[start]
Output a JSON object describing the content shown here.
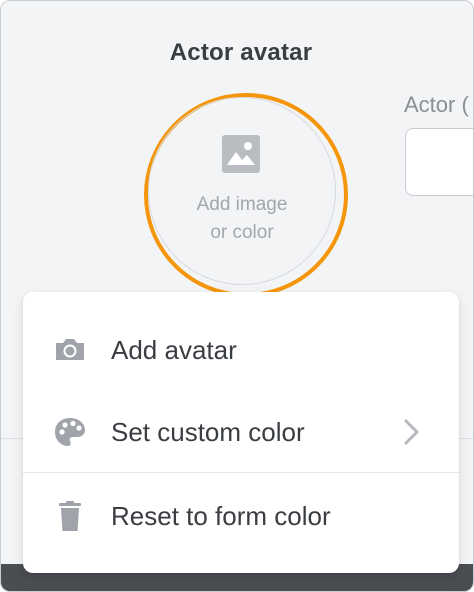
{
  "section": {
    "title": "Actor avatar"
  },
  "actor_field": {
    "label": "Actor ("
  },
  "avatar": {
    "line1": "Add image",
    "line2": "or color",
    "icon": "image-icon",
    "ring_color": "#f5960a"
  },
  "menu": {
    "items": [
      {
        "label": "Add avatar",
        "icon": "camera-icon"
      },
      {
        "label": "Set custom color",
        "icon": "palette-icon",
        "submenu": true
      },
      {
        "label": "Reset to form color",
        "icon": "trash-icon"
      }
    ]
  },
  "colors": {
    "accent": "#f5960a",
    "text": "#3a3d42",
    "muted": "#a3a7ad",
    "icon": "#a0a4aa"
  }
}
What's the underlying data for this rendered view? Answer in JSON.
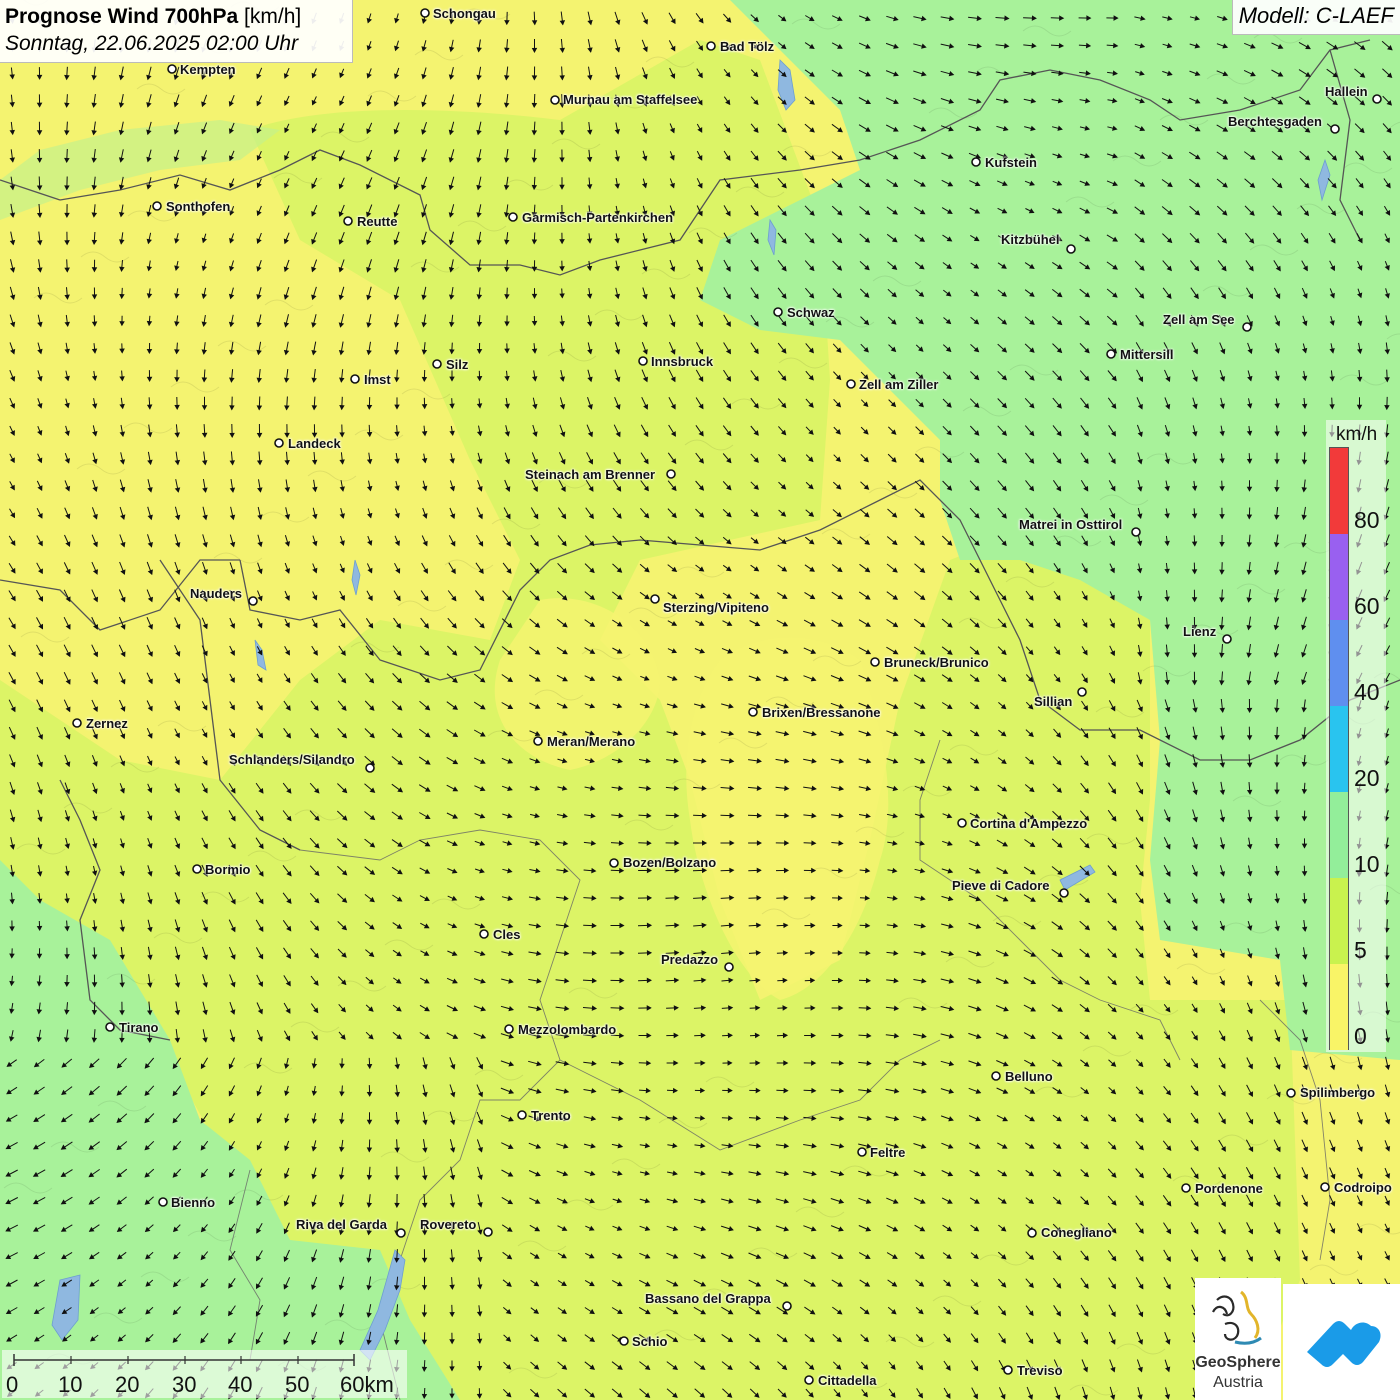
{
  "header": {
    "title_bold": "Prognose Wind 700hPa",
    "title_unit": "[km/h]",
    "datetime": "Sonntag, 22.06.2025 02:00 Uhr"
  },
  "model_label": "Modell: C-LAEF",
  "cities": [
    {
      "name": "Schongau"
    },
    {
      "name": "Bad Tölz"
    },
    {
      "name": "Kempten"
    },
    {
      "name": "Murnau am Staffelsee"
    },
    {
      "name": "Hallein"
    },
    {
      "name": "Berchtesgaden"
    },
    {
      "name": "Kufstein"
    },
    {
      "name": "Sonthofen"
    },
    {
      "name": "Reutte"
    },
    {
      "name": "Garmisch-Partenkirchen"
    },
    {
      "name": "Kitzbühel"
    },
    {
      "name": "Schwaz"
    },
    {
      "name": "Zell am See"
    },
    {
      "name": "Mittersill"
    },
    {
      "name": "Innsbruck"
    },
    {
      "name": "Silz"
    },
    {
      "name": "Imst"
    },
    {
      "name": "Zell am Ziller"
    },
    {
      "name": "Landeck"
    },
    {
      "name": "Steinach am Brenner"
    },
    {
      "name": "Matrei in Osttirol"
    },
    {
      "name": "Nauders"
    },
    {
      "name": "Sterzing/Vipiteno"
    },
    {
      "name": "Lienz"
    },
    {
      "name": "Bruneck/Brunico"
    },
    {
      "name": "Sillian"
    },
    {
      "name": "Zernez"
    },
    {
      "name": "Brixen/Bressanone"
    },
    {
      "name": "Meran/Merano"
    },
    {
      "name": "Schlanders/Silandro"
    },
    {
      "name": "Cortina d'Ampezzo"
    },
    {
      "name": "Bozen/Bolzano"
    },
    {
      "name": "Bormio"
    },
    {
      "name": "Pieve di Cadore"
    },
    {
      "name": "Cles"
    },
    {
      "name": "Predazzo"
    },
    {
      "name": "Tirano"
    },
    {
      "name": "Mezzolombardo"
    },
    {
      "name": "Belluno"
    },
    {
      "name": "Spilimbergo"
    },
    {
      "name": "Trento"
    },
    {
      "name": "Feltre"
    },
    {
      "name": "Bienno"
    },
    {
      "name": "Pordenone"
    },
    {
      "name": "Codroipo"
    },
    {
      "name": "Riva del Garda"
    },
    {
      "name": "Rovereto"
    },
    {
      "name": "Conegliano"
    },
    {
      "name": "Bassano del Grappa"
    },
    {
      "name": "Schio"
    },
    {
      "name": "Treviso"
    },
    {
      "name": "Cittadella"
    }
  ],
  "legend": {
    "unit": "km/h",
    "labels": [
      "80",
      "60",
      "40",
      "20",
      "10",
      "5",
      "0"
    ],
    "colors": [
      "#f23a3a",
      "#9960f0",
      "#5f8fef",
      "#29c4ef",
      "#93ee9a",
      "#c9f24e",
      "#f9f467"
    ]
  },
  "scalebar": {
    "labels": [
      "0",
      "10",
      "20",
      "30",
      "40",
      "50",
      "60km"
    ]
  },
  "logos": {
    "geosphere_line1": "GeoSphere",
    "geosphere_line2": "Austria"
  },
  "colors": {
    "yellow_zone": "#f4f370",
    "yellow_green_zone": "#dcf466",
    "green_zone": "#a8f29a",
    "border_line": "#555555",
    "water": "#8fb8e0"
  }
}
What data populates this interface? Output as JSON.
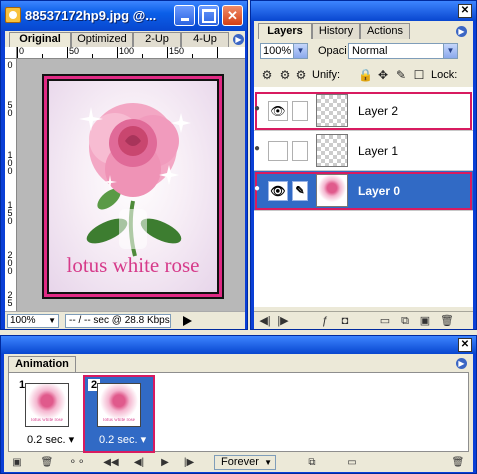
[end]
Problem to solve — Leave the pictures out, and transcribe each of the records exactly.

Complete answer —
Output a JSON object describing the content shown here.
{
  "section": {
    "title": "Actor avatar"
  },
  "actor_field": {
    "label": "Actor ("
  },
  "avatar": {
    "line1": "Add image",
    "line2": "or color",
    "icon": "image-icon",
    "ring_color": "#f5960a"
  },
  "menu": {
    "items": [
      {
        "label": "Add avatar",
        "icon": "camera-icon"
      },
      {
        "label": "Set custom color",
        "icon": "palette-icon",
        "submenu": true
      },
      {
        "label": "Reset to form color",
        "icon": "trash-icon"
      }
    ]
  },
  "colors": {
    "accent": "#f5960a",
    "text": "#3a3d42",
    "muted": "#a3a7ad",
    "icon": "#a0a4aa"
  }
}
What's the underlying data for this rendered view? Answer in JSON.
{
  "header": {
    "title_bold": "Prognose Wind 700hPa",
    "title_unit": "[km/h]",
    "datetime": "Sonntag, 22.06.2025 02:00 Uhr"
  },
  "model_label": "Modell: C-LAEF",
  "cities": [
    {
      "name": "Schongau"
    },
    {
      "name": "Bad Tölz"
    },
    {
      "name": "Kempten"
    },
    {
      "name": "Murnau am Staffelsee"
    },
    {
      "name": "Hallein"
    },
    {
      "name": "Berchtesgaden"
    },
    {
      "name": "Kufstein"
    },
    {
      "name": "Sonthofen"
    },
    {
      "name": "Reutte"
    },
    {
      "name": "Garmisch-Partenkirchen"
    },
    {
      "name": "Kitzbühel"
    },
    {
      "name": "Schwaz"
    },
    {
      "name": "Zell am See"
    },
    {
      "name": "Mittersill"
    },
    {
      "name": "Innsbruck"
    },
    {
      "name": "Silz"
    },
    {
      "name": "Imst"
    },
    {
      "name": "Zell am Ziller"
    },
    {
      "name": "Landeck"
    },
    {
      "name": "Steinach am Brenner"
    },
    {
      "name": "Matrei in Osttirol"
    },
    {
      "name": "Nauders"
    },
    {
      "name": "Sterzing/Vipiteno"
    },
    {
      "name": "Lienz"
    },
    {
      "name": "Bruneck/Brunico"
    },
    {
      "name": "Sillian"
    },
    {
      "name": "Zernez"
    },
    {
      "name": "Brixen/Bressanone"
    },
    {
      "name": "Meran/Merano"
    },
    {
      "name": "Schlanders/Silandro"
    },
    {
      "name": "Cortina d'Ampezzo"
    },
    {
      "name": "Bozen/Bolzano"
    },
    {
      "name": "Bormio"
    },
    {
      "name": "Pieve di Cadore"
    },
    {
      "name": "Cles"
    },
    {
      "name": "Predazzo"
    },
    {
      "name": "Tirano"
    },
    {
      "name": "Mezzolombardo"
    },
    {
      "name": "Belluno"
    },
    {
      "name": "Spilimbergo"
    },
    {
      "name": "Trento"
    },
    {
      "name": "Feltre"
    },
    {
      "name": "Bienno"
    },
    {
      "name": "Pordenone"
    },
    {
      "name": "Codroipo"
    },
    {
      "name": "Riva del Garda"
    },
    {
      "name": "Rovereto"
    },
    {
      "name": "Conegliano"
    },
    {
      "name": "Bassano del Grappa"
    },
    {
      "name": "Schio"
    },
    {
      "name": "Treviso"
    },
    {
      "name": "Cittadella"
    }
  ],
  "legend": {
    "unit": "km/h",
    "labels": [
      "80",
      "60",
      "40",
      "20",
      "10",
      "5",
      "0"
    ],
    "colors": [
      "#f23a3a",
      "#9960f0",
      "#5f8fef",
      "#29c4ef",
      "#93ee9a",
      "#c9f24e",
      "#f9f467"
    ]
  },
  "scalebar": {
    "labels": [
      "0",
      "10",
      "20",
      "30",
      "40",
      "50",
      "60km"
    ]
  },
  "logos": {
    "geosphere_line1": "GeoSphere",
    "geosphere_line2": "Austria"
  },
  "colors": {
    "yellow_zone": "#f4f370",
    "yellow_green_zone": "#dcf466",
    "green_zone": "#a8f29a",
    "border_line": "#555555",
    "water": "#8fb8e0"
  }
}
What data populates this interface? Output as JSON.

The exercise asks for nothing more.